>> Begin THE RECORDS

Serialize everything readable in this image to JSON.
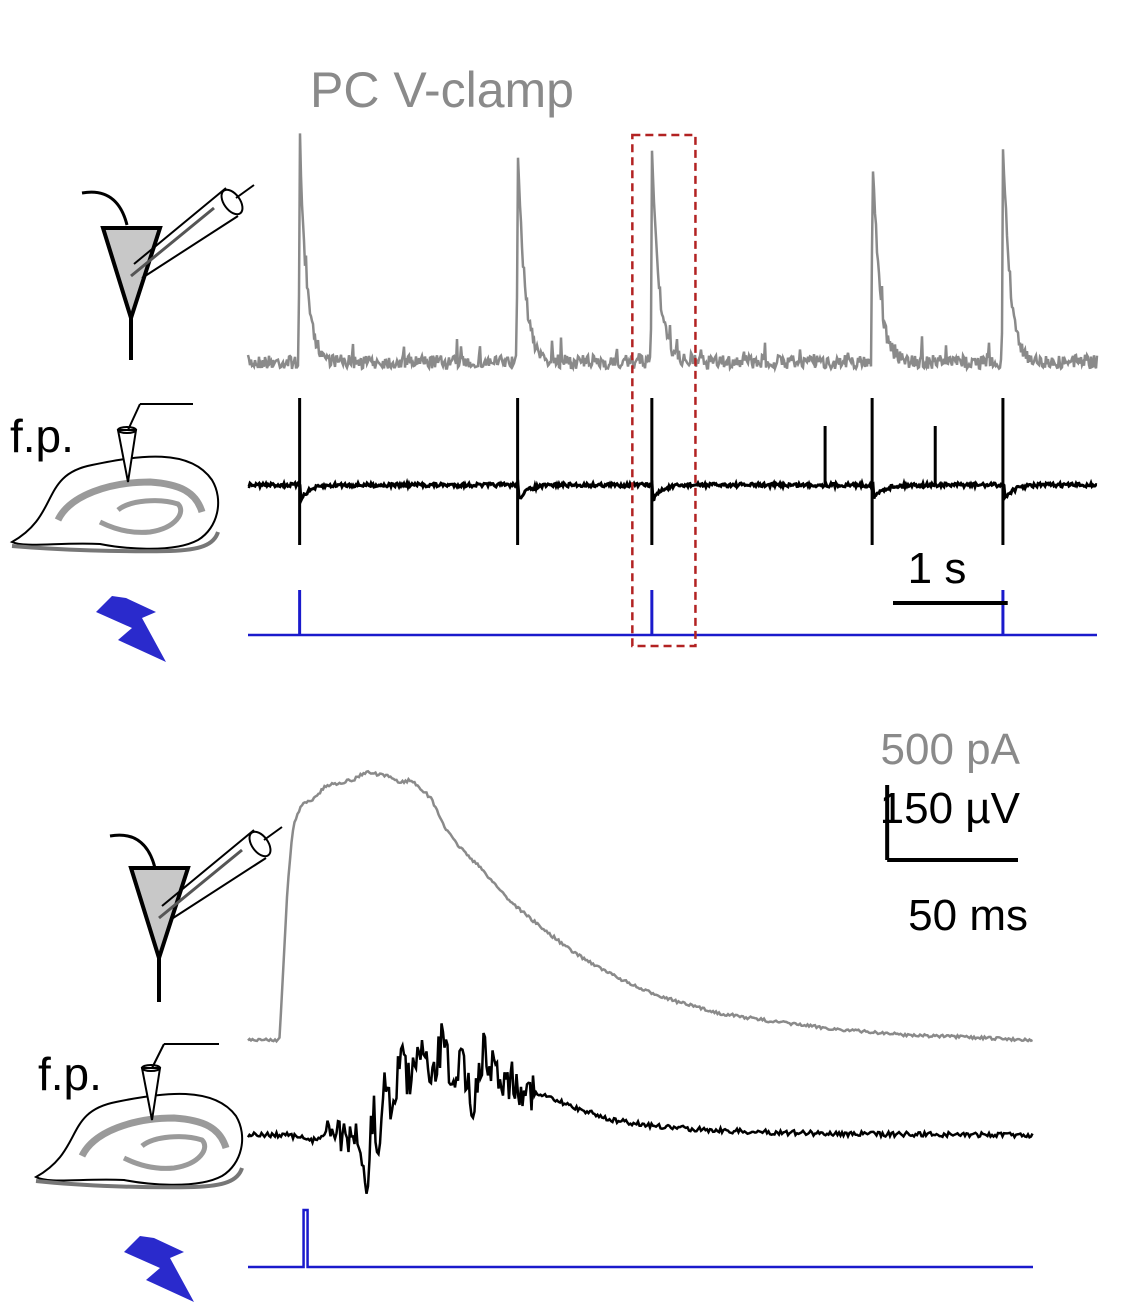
{
  "colors": {
    "pc_trace": "#8a8a8a",
    "fp_trace": "#000000",
    "stim_trace": "#1a1acc",
    "highlight_box": "#b22222",
    "neuron_fill": "#c8c8c8",
    "slice_band": "#9a9a9a"
  },
  "icons": {
    "neuron": "pyramidal-neuron-with-patch-pipette",
    "slice": "hippocampal-slice-with-field-electrode",
    "stimulus": "lightning-bolt"
  },
  "chart_data": [
    {
      "type": "line",
      "title": "PC V-clamp",
      "panel": "top",
      "series": [
        {
          "name": "",
          "kind": "pc",
          "spike_times_s": [
            0.45,
            2.35,
            3.52,
            5.44,
            6.58
          ]
        },
        {
          "name": "f.p.",
          "kind": "fp",
          "pop_spike_times_s": [
            0.45,
            2.35,
            3.52,
            5.44,
            6.58
          ],
          "small_spike_times_s": [
            5.03,
            5.99
          ]
        },
        {
          "name": "",
          "kind": "stim",
          "stim_times_s": [
            0.45,
            3.52,
            6.58
          ]
        }
      ],
      "x_range_s": [
        0,
        7.4
      ],
      "highlight_window_s": [
        3.35,
        3.9
      ],
      "scalebar_time_label": "1 s",
      "scalebar_time_value_s": 1
    },
    {
      "type": "line",
      "panel": "bottom",
      "series": [
        {
          "name": "",
          "kind": "pc_current",
          "t_ms": [
            0,
            12,
            15,
            17,
            19,
            21,
            25,
            30,
            40,
            45,
            55,
            58,
            62,
            66,
            70,
            73,
            76,
            80,
            90,
            100,
            112,
            124,
            136,
            150,
            165,
            180,
            200,
            225,
            250,
            275,
            300
          ],
          "level": [
            0,
            0,
            0.55,
            0.78,
            0.85,
            0.88,
            0.9,
            0.95,
            0.97,
            1.0,
            0.98,
            0.96,
            0.97,
            0.94,
            0.9,
            0.84,
            0.78,
            0.73,
            0.63,
            0.52,
            0.42,
            0.33,
            0.26,
            0.19,
            0.14,
            0.1,
            0.07,
            0.04,
            0.02,
            0.01,
            0.0
          ]
        },
        {
          "name": "f.p.",
          "kind": "fp_potential",
          "t_ms": [
            0,
            15,
            25,
            30,
            34,
            38,
            42,
            45,
            48,
            50,
            52,
            55,
            58,
            62,
            66,
            70,
            74,
            78,
            82,
            86,
            90,
            96,
            100,
            110,
            125,
            140,
            160,
            190,
            230,
            300
          ],
          "level": [
            0,
            0,
            -0.05,
            0.02,
            0.1,
            -0.15,
            0.05,
            -0.55,
            0.3,
            -0.35,
            0.55,
            0.2,
            0.7,
            0.45,
            0.8,
            0.4,
            0.85,
            0.55,
            0.65,
            0.3,
            0.75,
            0.55,
            0.5,
            0.38,
            0.25,
            0.13,
            0.07,
            0.03,
            0.01,
            0.0
          ]
        },
        {
          "name": "",
          "kind": "stim",
          "stim_time_ms": 22
        }
      ],
      "x_range_ms": [
        0,
        300
      ],
      "scalebar_labels": {
        "current": "500 pA",
        "voltage": "150 µV",
        "time": "50 ms"
      },
      "scalebar_values": {
        "current_pA": 500,
        "voltage_uV": 150,
        "time_ms": 50
      }
    }
  ],
  "labels": {
    "fp_top": "f.p.",
    "fp_bottom": "f.p."
  }
}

>> End THE RECORDS

▶ AIM:
Print each record exactly as it stands, leaving the images out.

▶ COMPLETED EXERCISE:
Serialize everything readable in this image to JSON.
{
  "colors": {
    "pc_trace": "#8a8a8a",
    "fp_trace": "#000000",
    "stim_trace": "#1a1acc",
    "highlight_box": "#b22222",
    "neuron_fill": "#c8c8c8",
    "slice_band": "#9a9a9a"
  },
  "icons": {
    "neuron": "pyramidal-neuron-with-patch-pipette",
    "slice": "hippocampal-slice-with-field-electrode",
    "stimulus": "lightning-bolt"
  },
  "chart_data": [
    {
      "type": "line",
      "title": "PC V-clamp",
      "panel": "top",
      "series": [
        {
          "name": "",
          "kind": "pc",
          "spike_times_s": [
            0.45,
            2.35,
            3.52,
            5.44,
            6.58
          ]
        },
        {
          "name": "f.p.",
          "kind": "fp",
          "pop_spike_times_s": [
            0.45,
            2.35,
            3.52,
            5.44,
            6.58
          ],
          "small_spike_times_s": [
            5.03,
            5.99
          ]
        },
        {
          "name": "",
          "kind": "stim",
          "stim_times_s": [
            0.45,
            3.52,
            6.58
          ]
        }
      ],
      "x_range_s": [
        0,
        7.4
      ],
      "highlight_window_s": [
        3.35,
        3.9
      ],
      "scalebar_time_label": "1 s",
      "scalebar_time_value_s": 1
    },
    {
      "type": "line",
      "panel": "bottom",
      "series": [
        {
          "name": "",
          "kind": "pc_current",
          "t_ms": [
            0,
            12,
            15,
            17,
            19,
            21,
            25,
            30,
            40,
            45,
            55,
            58,
            62,
            66,
            70,
            73,
            76,
            80,
            90,
            100,
            112,
            124,
            136,
            150,
            165,
            180,
            200,
            225,
            250,
            275,
            300
          ],
          "level": [
            0,
            0,
            0.55,
            0.78,
            0.85,
            0.88,
            0.9,
            0.95,
            0.97,
            1.0,
            0.98,
            0.96,
            0.97,
            0.94,
            0.9,
            0.84,
            0.78,
            0.73,
            0.63,
            0.52,
            0.42,
            0.33,
            0.26,
            0.19,
            0.14,
            0.1,
            0.07,
            0.04,
            0.02,
            0.01,
            0.0
          ]
        },
        {
          "name": "f.p.",
          "kind": "fp_potential",
          "t_ms": [
            0,
            15,
            25,
            30,
            34,
            38,
            42,
            45,
            48,
            50,
            52,
            55,
            58,
            62,
            66,
            70,
            74,
            78,
            82,
            86,
            90,
            96,
            100,
            110,
            125,
            140,
            160,
            190,
            230,
            300
          ],
          "level": [
            0,
            0,
            -0.05,
            0.02,
            0.1,
            -0.15,
            0.05,
            -0.55,
            0.3,
            -0.35,
            0.55,
            0.2,
            0.7,
            0.45,
            0.8,
            0.4,
            0.85,
            0.55,
            0.65,
            0.3,
            0.75,
            0.55,
            0.5,
            0.38,
            0.25,
            0.13,
            0.07,
            0.03,
            0.01,
            0.0
          ]
        },
        {
          "name": "",
          "kind": "stim",
          "stim_time_ms": 22
        }
      ],
      "x_range_ms": [
        0,
        300
      ],
      "scalebar_labels": {
        "current": "500 pA",
        "voltage": "150 µV",
        "time": "50 ms"
      },
      "scalebar_values": {
        "current_pA": 500,
        "voltage_uV": 150,
        "time_ms": 50
      }
    }
  ],
  "labels": {
    "fp_top": "f.p.",
    "fp_bottom": "f.p."
  }
}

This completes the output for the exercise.